Written request
Make an exact copy of the entries below.

Dataset excerpt
+++++

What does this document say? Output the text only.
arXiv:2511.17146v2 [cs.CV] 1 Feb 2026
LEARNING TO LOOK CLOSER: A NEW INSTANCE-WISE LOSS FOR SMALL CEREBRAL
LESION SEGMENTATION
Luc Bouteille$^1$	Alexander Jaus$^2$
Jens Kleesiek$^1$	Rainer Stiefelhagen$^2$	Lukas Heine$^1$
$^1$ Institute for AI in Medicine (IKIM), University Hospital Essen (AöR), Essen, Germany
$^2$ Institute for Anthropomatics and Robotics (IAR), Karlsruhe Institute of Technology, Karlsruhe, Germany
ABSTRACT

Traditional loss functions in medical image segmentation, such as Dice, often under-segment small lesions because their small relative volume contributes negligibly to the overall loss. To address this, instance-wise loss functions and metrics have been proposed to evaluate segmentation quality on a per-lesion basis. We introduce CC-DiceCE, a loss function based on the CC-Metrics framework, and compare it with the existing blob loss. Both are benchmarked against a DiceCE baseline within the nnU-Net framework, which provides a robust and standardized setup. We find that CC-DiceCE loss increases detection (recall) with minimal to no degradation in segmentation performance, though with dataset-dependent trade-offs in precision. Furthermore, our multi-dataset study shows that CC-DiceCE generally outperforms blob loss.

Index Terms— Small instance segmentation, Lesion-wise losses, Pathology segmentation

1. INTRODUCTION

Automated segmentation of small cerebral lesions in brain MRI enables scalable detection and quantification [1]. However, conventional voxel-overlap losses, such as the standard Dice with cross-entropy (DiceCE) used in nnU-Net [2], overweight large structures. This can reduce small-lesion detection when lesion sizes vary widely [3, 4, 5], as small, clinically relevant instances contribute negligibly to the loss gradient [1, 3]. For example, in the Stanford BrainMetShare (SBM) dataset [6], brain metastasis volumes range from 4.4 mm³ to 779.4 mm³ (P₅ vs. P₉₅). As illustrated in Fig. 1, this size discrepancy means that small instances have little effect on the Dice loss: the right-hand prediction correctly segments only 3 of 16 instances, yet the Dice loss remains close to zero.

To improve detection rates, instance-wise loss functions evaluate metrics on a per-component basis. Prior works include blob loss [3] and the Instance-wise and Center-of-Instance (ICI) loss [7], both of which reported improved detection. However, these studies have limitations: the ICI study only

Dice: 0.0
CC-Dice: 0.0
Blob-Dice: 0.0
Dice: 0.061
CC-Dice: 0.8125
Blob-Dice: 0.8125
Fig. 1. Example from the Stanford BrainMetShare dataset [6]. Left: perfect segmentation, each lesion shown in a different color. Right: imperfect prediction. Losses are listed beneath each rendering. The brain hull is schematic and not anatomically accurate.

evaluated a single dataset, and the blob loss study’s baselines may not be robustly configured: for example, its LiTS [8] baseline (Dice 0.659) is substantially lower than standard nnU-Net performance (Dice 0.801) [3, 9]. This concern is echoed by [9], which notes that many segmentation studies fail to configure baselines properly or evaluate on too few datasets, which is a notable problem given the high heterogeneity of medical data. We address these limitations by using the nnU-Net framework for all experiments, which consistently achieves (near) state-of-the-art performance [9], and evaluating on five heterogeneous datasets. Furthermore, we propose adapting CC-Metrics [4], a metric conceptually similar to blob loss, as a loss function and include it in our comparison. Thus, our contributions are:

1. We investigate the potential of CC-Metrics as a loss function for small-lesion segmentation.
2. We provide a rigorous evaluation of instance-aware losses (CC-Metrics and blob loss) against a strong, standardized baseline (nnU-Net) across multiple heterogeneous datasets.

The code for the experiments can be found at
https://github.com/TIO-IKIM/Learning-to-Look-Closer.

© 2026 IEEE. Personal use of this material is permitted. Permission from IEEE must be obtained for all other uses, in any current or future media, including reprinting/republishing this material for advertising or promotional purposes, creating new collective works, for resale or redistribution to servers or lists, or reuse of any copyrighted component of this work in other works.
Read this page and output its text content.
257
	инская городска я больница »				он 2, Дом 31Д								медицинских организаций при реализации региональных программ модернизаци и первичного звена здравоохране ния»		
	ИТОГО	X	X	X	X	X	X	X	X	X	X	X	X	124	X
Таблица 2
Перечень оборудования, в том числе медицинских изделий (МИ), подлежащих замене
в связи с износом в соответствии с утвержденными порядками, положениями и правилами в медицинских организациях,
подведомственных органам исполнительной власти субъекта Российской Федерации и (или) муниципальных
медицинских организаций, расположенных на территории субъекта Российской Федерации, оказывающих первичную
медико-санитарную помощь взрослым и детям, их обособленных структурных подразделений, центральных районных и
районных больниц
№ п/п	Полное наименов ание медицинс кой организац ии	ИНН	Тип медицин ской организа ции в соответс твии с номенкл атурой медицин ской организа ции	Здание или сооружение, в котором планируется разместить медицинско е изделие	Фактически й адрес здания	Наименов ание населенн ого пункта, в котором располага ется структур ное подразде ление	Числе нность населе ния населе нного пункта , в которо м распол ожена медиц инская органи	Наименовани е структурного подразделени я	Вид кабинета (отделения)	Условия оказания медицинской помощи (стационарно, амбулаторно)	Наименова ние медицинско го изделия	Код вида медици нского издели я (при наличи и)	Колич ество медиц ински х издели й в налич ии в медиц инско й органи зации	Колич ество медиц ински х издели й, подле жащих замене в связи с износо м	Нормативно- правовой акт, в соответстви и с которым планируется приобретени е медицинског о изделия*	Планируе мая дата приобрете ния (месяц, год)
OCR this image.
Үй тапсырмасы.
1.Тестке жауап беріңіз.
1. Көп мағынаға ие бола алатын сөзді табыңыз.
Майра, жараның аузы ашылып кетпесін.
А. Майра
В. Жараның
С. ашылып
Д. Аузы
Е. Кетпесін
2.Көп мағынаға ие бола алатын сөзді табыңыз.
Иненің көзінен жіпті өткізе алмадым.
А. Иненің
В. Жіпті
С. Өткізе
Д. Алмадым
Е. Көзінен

+++++

Answer to the task
What does this document say? Output the text only.
arXiv:2511.17146v2 [cs.CV] 1 Feb 2026
LEARNING TO LOOK CLOSER: A NEW INSTANCE-WISE LOSS FOR SMALL CEREBRAL
LESION SEGMENTATION
Luc Bouteille$^1$	Alexander Jaus$^2$
Jens Kleesiek$^1$	Rainer Stiefelhagen$^2$	Lukas Heine$^1$
$^1$ Institute for AI in Medicine (IKIM), University Hospital Essen (AöR), Essen, Germany
$^2$ Institute for Anthropomatics and Robotics (IAR), Karlsruhe Institute of Technology, Karlsruhe, Germany
ABSTRACT

Traditional loss functions in medical image segmentation, such as Dice, often under-segment small lesions because their small relative volume contributes negligibly to the overall loss. To address this, instance-wise loss functions and metrics have been proposed to evaluate segmentation quality on a per-lesion basis. We introduce CC-DiceCE, a loss function based on the CC-Metrics framework, and compare it with the existing blob loss. Both are benchmarked against a DiceCE baseline within the nnU-Net framework, which provides a robust and standardized setup. We find that CC-DiceCE loss increases detection (recall) with minimal to no degradation in segmentation performance, though with dataset-dependent trade-offs in precision. Furthermore, our multi-dataset study shows that CC-DiceCE generally outperforms blob loss.

Index Terms— Small instance segmentation, Lesion-wise losses, Pathology segmentation

1. INTRODUCTION

Automated segmentation of small cerebral lesions in brain MRI enables scalable detection and quantification [1]. However, conventional voxel-overlap losses, such as the standard Dice with cross-entropy (DiceCE) used in nnU-Net [2], overweight large structures. This can reduce small-lesion detection when lesion sizes vary widely [3, 4, 5], as small, clinically relevant instances contribute negligibly to the loss gradient [1, 3]. For example, in the Stanford BrainMetShare (SBM) dataset [6], brain metastasis volumes range from 4.4 mm³ to 779.4 mm³ (P₅ vs. P₉₅). As illustrated in Fig. 1, this size discrepancy means that small instances have little effect on the Dice loss: the right-hand prediction correctly segments only 3 of 16 instances, yet the Dice loss remains close to zero.

To improve detection rates, instance-wise loss functions evaluate metrics on a per-component basis. Prior works include blob loss [3] and the Instance-wise and Center-of-Instance (ICI) loss [7], both of which reported improved detection. However, these studies have limitations: the ICI study only

Dice: 0.0
CC-Dice: 0.0
Blob-Dice: 0.0
Dice: 0.061
CC-Dice: 0.8125
Blob-Dice: 0.8125
Fig. 1. Example from the Stanford BrainMetShare dataset [6]. Left: perfect segmentation, each lesion shown in a different color. Right: imperfect prediction. Losses are listed beneath each rendering. The brain hull is schematic and not anatomically accurate.

evaluated a single dataset, and the blob loss study’s baselines may not be robustly configured: for example, its LiTS [8] baseline (Dice 0.659) is substantially lower than standard nnU-Net performance (Dice 0.801) [3, 9]. This concern is echoed by [9], which notes that many segmentation studies fail to configure baselines properly or evaluate on too few datasets, which is a notable problem given the high heterogeneity of medical data. We address these limitations by using the nnU-Net framework for all experiments, which consistently achieves (near) state-of-the-art performance [9], and evaluating on five heterogeneous datasets. Furthermore, we propose adapting CC-Metrics [4], a metric conceptually similar to blob loss, as a loss function and include it in our comparison. Thus, our contributions are:

1. We investigate the potential of CC-Metrics as a loss function for small-lesion segmentation.
2. We provide a rigorous evaluation of instance-aware losses (CC-Metrics and blob loss) against a strong, standardized baseline (nnU-Net) across multiple heterogeneous datasets.

The code for the experiments can be found at
https://github.com/TIO-IKIM/Learning-to-Look-Closer.

© 2026 IEEE. Personal use of this material is permitted. Permission from IEEE must be obtained for all other uses, in any current or future media, including reprinting/republishing this material for advertising or promotional purposes, creating new collective works, for resale or redistribution to servers or lists, or reuse of any copyrighted component of this work in other works.
Read this page and output its text content.
257
	инская городска я больница »				он 2, Дом 31Д								медицинских организаций при реализации региональных программ модернизаци и первичного звена здравоохране ния»		
	ИТОГО	X	X	X	X	X	X	X	X	X	X	X	X	124	X
Таблица 2
Перечень оборудования, в том числе медицинских изделий (МИ), подлежащих замене
в связи с износом в соответствии с утвержденными порядками, положениями и правилами в медицинских организациях,
подведомственных органам исполнительной власти субъекта Российской Федерации и (или) муниципальных
медицинских организаций, расположенных на территории субъекта Российской Федерации, оказывающих первичную
медико-санитарную помощь взрослым и детям, их обособленных структурных подразделений, центральных районных и
районных больниц
№ п/п	Полное наименов ание медицинс кой организац ии	ИНН	Тип медицин ской организа ции в соответс твии с номенкл атурой медицин ской организа ции	Здание или сооружение, в котором планируется разместить медицинско е изделие	Фактически й адрес здания	Наименов ание населенн ого пункта, в котором располага ется структур ное подразде ление	Числе нность населе ния населе нного пункта , в которо м распол ожена медиц инская органи	Наименовани е структурного подразделени я	Вид кабинета (отделения)	Условия оказания медицинской помощи (стационарно, амбулаторно)	Наименова ние медицинско го изделия	Код вида медици нского издели я (при наличи и)	Колич ество медиц ински х издели й в налич ии в медиц инско й органи зации	Колич ество медиц ински х издели й, подле жащих замене в связи с износо м	Нормативно- правовой акт, в соответстви и с которым планируется приобретени е медицинског о изделия*	Планируе мая дата приобрете ния (месяц, год)
OCR this image.
Үй тапсырмасы.
1.Тестке жауап беріңіз.
1. Көп мағынаға ие бола алатын сөзді табыңыз.
Майра, жараның аузы ашылып кетпесін.
А. Майра
В. Жараның
С. ашылып
Д. Аузы
Е. Кетпесін
2.Көп мағынаға ие бола алатын сөзді табыңыз.
Иненің көзінен жіпті өткізе алмадым.
А. Иненің
В. Жіпті
С. Өткізе
Д. Алмадым
Е. Көзінен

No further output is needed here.